▶ Exercise description
Render every entry exactly as it appears.

▶ Data

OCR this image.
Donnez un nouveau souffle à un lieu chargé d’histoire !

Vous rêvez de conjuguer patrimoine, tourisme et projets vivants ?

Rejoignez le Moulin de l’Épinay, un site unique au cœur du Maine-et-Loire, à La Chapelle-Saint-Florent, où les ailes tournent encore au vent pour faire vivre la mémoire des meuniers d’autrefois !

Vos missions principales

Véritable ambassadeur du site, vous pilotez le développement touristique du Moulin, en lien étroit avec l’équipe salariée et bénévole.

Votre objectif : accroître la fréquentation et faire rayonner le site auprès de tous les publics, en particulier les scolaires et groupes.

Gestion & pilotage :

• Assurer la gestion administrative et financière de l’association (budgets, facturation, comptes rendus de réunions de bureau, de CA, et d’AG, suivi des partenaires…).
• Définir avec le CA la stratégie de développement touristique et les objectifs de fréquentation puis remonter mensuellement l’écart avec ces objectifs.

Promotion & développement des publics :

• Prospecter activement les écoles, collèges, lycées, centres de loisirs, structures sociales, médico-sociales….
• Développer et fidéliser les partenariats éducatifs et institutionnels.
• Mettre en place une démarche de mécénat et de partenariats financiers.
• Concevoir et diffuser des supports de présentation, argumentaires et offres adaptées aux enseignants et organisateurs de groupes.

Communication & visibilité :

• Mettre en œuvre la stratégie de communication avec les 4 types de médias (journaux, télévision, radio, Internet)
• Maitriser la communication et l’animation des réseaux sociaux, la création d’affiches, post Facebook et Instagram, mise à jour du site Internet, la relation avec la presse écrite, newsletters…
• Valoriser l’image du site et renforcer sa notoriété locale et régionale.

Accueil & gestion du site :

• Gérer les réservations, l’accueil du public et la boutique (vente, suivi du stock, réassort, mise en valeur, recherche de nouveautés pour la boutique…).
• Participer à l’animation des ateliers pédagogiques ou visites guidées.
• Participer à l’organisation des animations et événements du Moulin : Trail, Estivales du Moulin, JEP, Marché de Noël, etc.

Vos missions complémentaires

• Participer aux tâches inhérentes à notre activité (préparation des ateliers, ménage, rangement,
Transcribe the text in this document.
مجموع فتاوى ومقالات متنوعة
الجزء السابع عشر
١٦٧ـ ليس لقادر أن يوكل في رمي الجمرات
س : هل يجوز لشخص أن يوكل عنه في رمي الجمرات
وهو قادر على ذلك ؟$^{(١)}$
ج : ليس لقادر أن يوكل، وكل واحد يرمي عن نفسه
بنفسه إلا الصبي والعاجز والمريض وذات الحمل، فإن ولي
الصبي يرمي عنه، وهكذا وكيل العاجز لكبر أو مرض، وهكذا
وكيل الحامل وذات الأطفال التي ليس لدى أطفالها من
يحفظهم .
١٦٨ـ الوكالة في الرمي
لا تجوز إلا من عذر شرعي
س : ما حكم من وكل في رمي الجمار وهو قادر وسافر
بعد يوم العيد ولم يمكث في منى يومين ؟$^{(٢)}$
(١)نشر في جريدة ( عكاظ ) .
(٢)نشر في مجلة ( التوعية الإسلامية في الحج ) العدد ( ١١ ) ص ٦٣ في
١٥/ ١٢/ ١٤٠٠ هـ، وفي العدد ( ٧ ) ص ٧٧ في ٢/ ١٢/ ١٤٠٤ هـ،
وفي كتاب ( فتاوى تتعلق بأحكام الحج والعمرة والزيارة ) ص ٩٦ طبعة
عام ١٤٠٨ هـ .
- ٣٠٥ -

▶ Task result
OCR this image.
Donnez un nouveau souffle à un lieu chargé d’histoire !

Vous rêvez de conjuguer patrimoine, tourisme et projets vivants ?

Rejoignez le Moulin de l’Épinay, un site unique au cœur du Maine-et-Loire, à La Chapelle-Saint-Florent, où les ailes tournent encore au vent pour faire vivre la mémoire des meuniers d’autrefois !

Vos missions principales

Véritable ambassadeur du site, vous pilotez le développement touristique du Moulin, en lien étroit avec l’équipe salariée et bénévole.

Votre objectif : accroître la fréquentation et faire rayonner le site auprès de tous les publics, en particulier les scolaires et groupes.

Gestion & pilotage :

• Assurer la gestion administrative et financière de l’association (budgets, facturation, comptes rendus de réunions de bureau, de CA, et d’AG, suivi des partenaires…).
• Définir avec le CA la stratégie de développement touristique et les objectifs de fréquentation puis remonter mensuellement l’écart avec ces objectifs.

Promotion & développement des publics :

• Prospecter activement les écoles, collèges, lycées, centres de loisirs, structures sociales, médico-sociales….
• Développer et fidéliser les partenariats éducatifs et institutionnels.
• Mettre en place une démarche de mécénat et de partenariats financiers.
• Concevoir et diffuser des supports de présentation, argumentaires et offres adaptées aux enseignants et organisateurs de groupes.

Communication & visibilité :

• Mettre en œuvre la stratégie de communication avec les 4 types de médias (journaux, télévision, radio, Internet)
• Maitriser la communication et l’animation des réseaux sociaux, la création d’affiches, post Facebook et Instagram, mise à jour du site Internet, la relation avec la presse écrite, newsletters…
• Valoriser l’image du site et renforcer sa notoriété locale et régionale.

Accueil & gestion du site :

• Gérer les réservations, l’accueil du public et la boutique (vente, suivi du stock, réassort, mise en valeur, recherche de nouveautés pour la boutique…).
• Participer à l’animation des ateliers pédagogiques ou visites guidées.
• Participer à l’organisation des animations et événements du Moulin : Trail, Estivales du Moulin, JEP, Marché de Noël, etc.

Vos missions complémentaires

• Participer aux tâches inhérentes à notre activité (préparation des ateliers, ménage, rangement,
Transcribe the text in this document.
مجموع فتاوى ومقالات متنوعة
الجزء السابع عشر
١٦٧ـ ليس لقادر أن يوكل في رمي الجمرات
س : هل يجوز لشخص أن يوكل عنه في رمي الجمرات
وهو قادر على ذلك ؟$^{(١)}$
ج : ليس لقادر أن يوكل، وكل واحد يرمي عن نفسه
بنفسه إلا الصبي والعاجز والمريض وذات الحمل، فإن ولي
الصبي يرمي عنه، وهكذا وكيل العاجز لكبر أو مرض، وهكذا
وكيل الحامل وذات الأطفال التي ليس لدى أطفالها من
يحفظهم .
١٦٨ـ الوكالة في الرمي
لا تجوز إلا من عذر شرعي
س : ما حكم من وكل في رمي الجمار وهو قادر وسافر
بعد يوم العيد ولم يمكث في منى يومين ؟$^{(٢)}$
(١)نشر في جريدة ( عكاظ ) .
(٢)نشر في مجلة ( التوعية الإسلامية في الحج ) العدد ( ١١ ) ص ٦٣ في
١٥/ ١٢/ ١٤٠٠ هـ، وفي العدد ( ٧ ) ص ٧٧ في ٢/ ١٢/ ١٤٠٤ هـ،
وفي كتاب ( فتاوى تتعلق بأحكام الحج والعمرة والزيارة ) ص ٩٦ طبعة
عام ١٤٠٨ هـ .
- ٣٠٥ -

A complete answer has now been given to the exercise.